→ THE REQUEST
Would you set down every entry shown below, precisely as written?

Data entries:
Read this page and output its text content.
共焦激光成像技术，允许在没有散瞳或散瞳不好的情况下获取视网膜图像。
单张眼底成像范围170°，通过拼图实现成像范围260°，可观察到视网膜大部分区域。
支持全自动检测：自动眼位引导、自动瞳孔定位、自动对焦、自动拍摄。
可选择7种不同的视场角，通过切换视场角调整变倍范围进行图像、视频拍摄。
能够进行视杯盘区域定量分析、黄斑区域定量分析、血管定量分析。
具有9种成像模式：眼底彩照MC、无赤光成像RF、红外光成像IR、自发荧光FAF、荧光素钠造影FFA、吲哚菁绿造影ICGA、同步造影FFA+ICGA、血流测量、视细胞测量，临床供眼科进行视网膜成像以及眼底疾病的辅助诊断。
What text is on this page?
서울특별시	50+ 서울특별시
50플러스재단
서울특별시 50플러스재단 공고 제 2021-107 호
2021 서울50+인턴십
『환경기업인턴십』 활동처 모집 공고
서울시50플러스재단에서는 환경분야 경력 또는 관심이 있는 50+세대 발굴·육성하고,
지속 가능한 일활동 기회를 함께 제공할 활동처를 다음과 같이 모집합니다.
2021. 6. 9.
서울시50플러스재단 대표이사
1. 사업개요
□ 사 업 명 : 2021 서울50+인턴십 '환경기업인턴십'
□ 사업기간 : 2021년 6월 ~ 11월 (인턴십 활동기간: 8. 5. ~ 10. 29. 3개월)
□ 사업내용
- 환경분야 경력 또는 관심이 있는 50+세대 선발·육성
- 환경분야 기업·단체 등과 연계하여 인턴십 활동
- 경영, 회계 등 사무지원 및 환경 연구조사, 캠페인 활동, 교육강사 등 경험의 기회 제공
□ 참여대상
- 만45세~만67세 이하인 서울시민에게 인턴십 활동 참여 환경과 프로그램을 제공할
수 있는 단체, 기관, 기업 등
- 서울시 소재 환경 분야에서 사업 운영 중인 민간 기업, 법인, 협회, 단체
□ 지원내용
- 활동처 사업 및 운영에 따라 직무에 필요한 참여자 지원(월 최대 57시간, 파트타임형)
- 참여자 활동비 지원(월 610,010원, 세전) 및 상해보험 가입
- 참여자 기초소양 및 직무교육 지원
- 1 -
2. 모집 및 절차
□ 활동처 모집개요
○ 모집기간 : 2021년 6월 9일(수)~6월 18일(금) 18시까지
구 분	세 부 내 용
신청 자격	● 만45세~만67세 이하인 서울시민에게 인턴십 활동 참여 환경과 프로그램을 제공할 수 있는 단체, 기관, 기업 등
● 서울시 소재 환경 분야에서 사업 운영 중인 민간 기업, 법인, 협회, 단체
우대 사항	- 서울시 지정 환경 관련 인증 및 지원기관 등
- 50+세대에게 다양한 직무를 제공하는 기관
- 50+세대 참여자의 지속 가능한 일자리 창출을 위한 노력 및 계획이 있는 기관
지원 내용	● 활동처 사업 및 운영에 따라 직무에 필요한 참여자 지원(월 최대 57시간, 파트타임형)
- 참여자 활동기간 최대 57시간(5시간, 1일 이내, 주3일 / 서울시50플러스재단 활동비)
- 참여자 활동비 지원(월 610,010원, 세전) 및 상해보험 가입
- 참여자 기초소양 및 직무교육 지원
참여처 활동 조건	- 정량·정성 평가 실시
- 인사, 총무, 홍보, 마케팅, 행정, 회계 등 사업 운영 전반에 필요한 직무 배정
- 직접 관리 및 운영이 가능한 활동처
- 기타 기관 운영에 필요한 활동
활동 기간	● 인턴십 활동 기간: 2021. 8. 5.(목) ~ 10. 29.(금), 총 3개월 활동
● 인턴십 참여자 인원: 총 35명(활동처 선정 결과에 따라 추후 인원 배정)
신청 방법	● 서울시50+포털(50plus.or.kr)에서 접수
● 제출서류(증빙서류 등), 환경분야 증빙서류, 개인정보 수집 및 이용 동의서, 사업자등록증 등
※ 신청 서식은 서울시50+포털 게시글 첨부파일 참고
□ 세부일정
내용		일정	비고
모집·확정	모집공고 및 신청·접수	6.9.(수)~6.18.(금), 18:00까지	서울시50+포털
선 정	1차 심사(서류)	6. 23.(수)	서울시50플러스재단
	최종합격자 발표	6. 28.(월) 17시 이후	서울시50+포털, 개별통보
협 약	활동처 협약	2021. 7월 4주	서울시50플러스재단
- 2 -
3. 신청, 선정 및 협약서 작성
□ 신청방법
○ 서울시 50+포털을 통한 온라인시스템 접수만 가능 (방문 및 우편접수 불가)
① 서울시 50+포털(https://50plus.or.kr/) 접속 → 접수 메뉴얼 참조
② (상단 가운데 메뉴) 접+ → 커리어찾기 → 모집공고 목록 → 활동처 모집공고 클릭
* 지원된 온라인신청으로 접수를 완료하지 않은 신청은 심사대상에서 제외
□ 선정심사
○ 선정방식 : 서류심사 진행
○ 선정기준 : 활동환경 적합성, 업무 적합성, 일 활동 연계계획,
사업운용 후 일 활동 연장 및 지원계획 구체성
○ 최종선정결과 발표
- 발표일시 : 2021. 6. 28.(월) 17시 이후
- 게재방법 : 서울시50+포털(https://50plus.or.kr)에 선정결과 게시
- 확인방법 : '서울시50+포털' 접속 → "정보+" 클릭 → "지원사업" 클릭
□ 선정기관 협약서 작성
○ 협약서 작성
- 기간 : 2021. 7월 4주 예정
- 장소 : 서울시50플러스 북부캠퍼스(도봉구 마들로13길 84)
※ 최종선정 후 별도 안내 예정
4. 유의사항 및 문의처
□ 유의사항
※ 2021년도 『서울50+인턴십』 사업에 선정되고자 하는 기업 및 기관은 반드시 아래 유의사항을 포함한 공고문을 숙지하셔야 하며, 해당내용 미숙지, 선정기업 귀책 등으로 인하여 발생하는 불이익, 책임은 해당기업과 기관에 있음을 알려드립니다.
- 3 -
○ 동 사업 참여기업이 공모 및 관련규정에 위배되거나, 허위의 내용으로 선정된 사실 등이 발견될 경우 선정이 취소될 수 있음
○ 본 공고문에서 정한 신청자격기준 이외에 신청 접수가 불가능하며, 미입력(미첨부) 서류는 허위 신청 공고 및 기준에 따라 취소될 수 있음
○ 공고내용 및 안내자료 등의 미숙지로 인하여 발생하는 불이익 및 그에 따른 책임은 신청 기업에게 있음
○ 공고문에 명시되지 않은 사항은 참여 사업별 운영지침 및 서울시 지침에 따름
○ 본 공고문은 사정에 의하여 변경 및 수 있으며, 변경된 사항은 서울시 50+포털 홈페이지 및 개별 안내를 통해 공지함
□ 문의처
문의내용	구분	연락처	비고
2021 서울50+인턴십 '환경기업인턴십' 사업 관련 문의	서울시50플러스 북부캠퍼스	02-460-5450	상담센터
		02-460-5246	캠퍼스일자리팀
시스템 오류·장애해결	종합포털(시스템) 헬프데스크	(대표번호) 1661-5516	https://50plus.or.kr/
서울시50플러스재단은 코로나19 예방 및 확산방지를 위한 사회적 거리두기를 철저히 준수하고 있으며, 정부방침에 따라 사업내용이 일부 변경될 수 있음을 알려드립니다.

→ ANSWER TO THIS EXERCISE
Read this page and output its text content.
共焦激光成像技术，允许在没有散瞳或散瞳不好的情况下获取视网膜图像。
单张眼底成像范围170°，通过拼图实现成像范围260°，可观察到视网膜大部分区域。
支持全自动检测：自动眼位引导、自动瞳孔定位、自动对焦、自动拍摄。
可选择7种不同的视场角，通过切换视场角调整变倍范围进行图像、视频拍摄。
能够进行视杯盘区域定量分析、黄斑区域定量分析、血管定量分析。
具有9种成像模式：眼底彩照MC、无赤光成像RF、红外光成像IR、自发荧光FAF、荧光素钠造影FFA、吲哚菁绿造影ICGA、同步造影FFA+ICGA、血流测量、视细胞测量，临床供眼科进行视网膜成像以及眼底疾病的辅助诊断。
What text is on this page?
서울특별시	50+ 서울특별시
50플러스재단
서울특별시 50플러스재단 공고 제 2021-107 호
2021 서울50+인턴십
『환경기업인턴십』 활동처 모집 공고
서울시50플러스재단에서는 환경분야 경력 또는 관심이 있는 50+세대 발굴·육성하고,
지속 가능한 일활동 기회를 함께 제공할 활동처를 다음과 같이 모집합니다.
2021. 6. 9.
서울시50플러스재단 대표이사
1. 사업개요
□ 사 업 명 : 2021 서울50+인턴십 '환경기업인턴십'
□ 사업기간 : 2021년 6월 ~ 11월 (인턴십 활동기간: 8. 5. ~ 10. 29. 3개월)
□ 사업내용
- 환경분야 경력 또는 관심이 있는 50+세대 선발·육성
- 환경분야 기업·단체 등과 연계하여 인턴십 활동
- 경영, 회계 등 사무지원 및 환경 연구조사, 캠페인 활동, 교육강사 등 경험의 기회 제공
□ 참여대상
- 만45세~만67세 이하인 서울시민에게 인턴십 활동 참여 환경과 프로그램을 제공할
수 있는 단체, 기관, 기업 등
- 서울시 소재 환경 분야에서 사업 운영 중인 민간 기업, 법인, 협회, 단체
□ 지원내용
- 활동처 사업 및 운영에 따라 직무에 필요한 참여자 지원(월 최대 57시간, 파트타임형)
- 참여자 활동비 지원(월 610,010원, 세전) 및 상해보험 가입
- 참여자 기초소양 및 직무교육 지원
- 1 -
2. 모집 및 절차
□ 활동처 모집개요
○ 모집기간 : 2021년 6월 9일(수)~6월 18일(금) 18시까지
구 분	세 부 내 용
신청 자격	● 만45세~만67세 이하인 서울시민에게 인턴십 활동 참여 환경과 프로그램을 제공할 수 있는 단체, 기관, 기업 등
● 서울시 소재 환경 분야에서 사업 운영 중인 민간 기업, 법인, 협회, 단체
우대 사항	- 서울시 지정 환경 관련 인증 및 지원기관 등
- 50+세대에게 다양한 직무를 제공하는 기관
- 50+세대 참여자의 지속 가능한 일자리 창출을 위한 노력 및 계획이 있는 기관
지원 내용	● 활동처 사업 및 운영에 따라 직무에 필요한 참여자 지원(월 최대 57시간, 파트타임형)
- 참여자 활동기간 최대 57시간(5시간, 1일 이내, 주3일 / 서울시50플러스재단 활동비)
- 참여자 활동비 지원(월 610,010원, 세전) 및 상해보험 가입
- 참여자 기초소양 및 직무교육 지원
참여처 활동 조건	- 정량·정성 평가 실시
- 인사, 총무, 홍보, 마케팅, 행정, 회계 등 사업 운영 전반에 필요한 직무 배정
- 직접 관리 및 운영이 가능한 활동처
- 기타 기관 운영에 필요한 활동
활동 기간	● 인턴십 활동 기간: 2021. 8. 5.(목) ~ 10. 29.(금), 총 3개월 활동
● 인턴십 참여자 인원: 총 35명(활동처 선정 결과에 따라 추후 인원 배정)
신청 방법	● 서울시50+포털(50plus.or.kr)에서 접수
● 제출서류(증빙서류 등), 환경분야 증빙서류, 개인정보 수집 및 이용 동의서, 사업자등록증 등
※ 신청 서식은 서울시50+포털 게시글 첨부파일 참고
□ 세부일정
내용		일정	비고
모집·확정	모집공고 및 신청·접수	6.9.(수)~6.18.(금), 18:00까지	서울시50+포털
선 정	1차 심사(서류)	6. 23.(수)	서울시50플러스재단
	최종합격자 발표	6. 28.(월) 17시 이후	서울시50+포털, 개별통보
협 약	활동처 협약	2021. 7월 4주	서울시50플러스재단
- 2 -
3. 신청, 선정 및 협약서 작성
□ 신청방법
○ 서울시 50+포털을 통한 온라인시스템 접수만 가능 (방문 및 우편접수 불가)
① 서울시 50+포털(https://50plus.or.kr/) 접속 → 접수 메뉴얼 참조
② (상단 가운데 메뉴) 접+ → 커리어찾기 → 모집공고 목록 → 활동처 모집공고 클릭
* 지원된 온라인신청으로 접수를 완료하지 않은 신청은 심사대상에서 제외
□ 선정심사
○ 선정방식 : 서류심사 진행
○ 선정기준 : 활동환경 적합성, 업무 적합성, 일 활동 연계계획,
사업운용 후 일 활동 연장 및 지원계획 구체성
○ 최종선정결과 발표
- 발표일시 : 2021. 6. 28.(월) 17시 이후
- 게재방법 : 서울시50+포털(https://50plus.or.kr)에 선정결과 게시
- 확인방법 : '서울시50+포털' 접속 → "정보+" 클릭 → "지원사업" 클릭
□ 선정기관 협약서 작성
○ 협약서 작성
- 기간 : 2021. 7월 4주 예정
- 장소 : 서울시50플러스 북부캠퍼스(도봉구 마들로13길 84)
※ 최종선정 후 별도 안내 예정
4. 유의사항 및 문의처
□ 유의사항
※ 2021년도 『서울50+인턴십』 사업에 선정되고자 하는 기업 및 기관은 반드시 아래 유의사항을 포함한 공고문을 숙지하셔야 하며, 해당내용 미숙지, 선정기업 귀책 등으로 인하여 발생하는 불이익, 책임은 해당기업과 기관에 있음을 알려드립니다.
- 3 -
○ 동 사업 참여기업이 공모 및 관련규정에 위배되거나, 허위의 내용으로 선정된 사실 등이 발견될 경우 선정이 취소될 수 있음
○ 본 공고문에서 정한 신청자격기준 이외에 신청 접수가 불가능하며, 미입력(미첨부) 서류는 허위 신청 공고 및 기준에 따라 취소될 수 있음
○ 공고내용 및 안내자료 등의 미숙지로 인하여 발생하는 불이익 및 그에 따른 책임은 신청 기업에게 있음
○ 공고문에 명시되지 않은 사항은 참여 사업별 운영지침 및 서울시 지침에 따름
○ 본 공고문은 사정에 의하여 변경 및 수 있으며, 변경된 사항은 서울시 50+포털 홈페이지 및 개별 안내를 통해 공지함
□ 문의처
문의내용	구분	연락처	비고
2021 서울50+인턴십 '환경기업인턴십' 사업 관련 문의	서울시50플러스 북부캠퍼스	02-460-5450	상담센터
		02-460-5246	캠퍼스일자리팀
시스템 오류·장애해결	종합포털(시스템) 헬프데스크	(대표번호) 1661-5516	https://50plus.or.kr/
서울시50플러스재단은 코로나19 예방 및 확산방지를 위한 사회적 거리두기를 철저히 준수하고 있으며, 정부방침에 따라 사업내용이 일부 변경될 수 있음을 알려드립니다.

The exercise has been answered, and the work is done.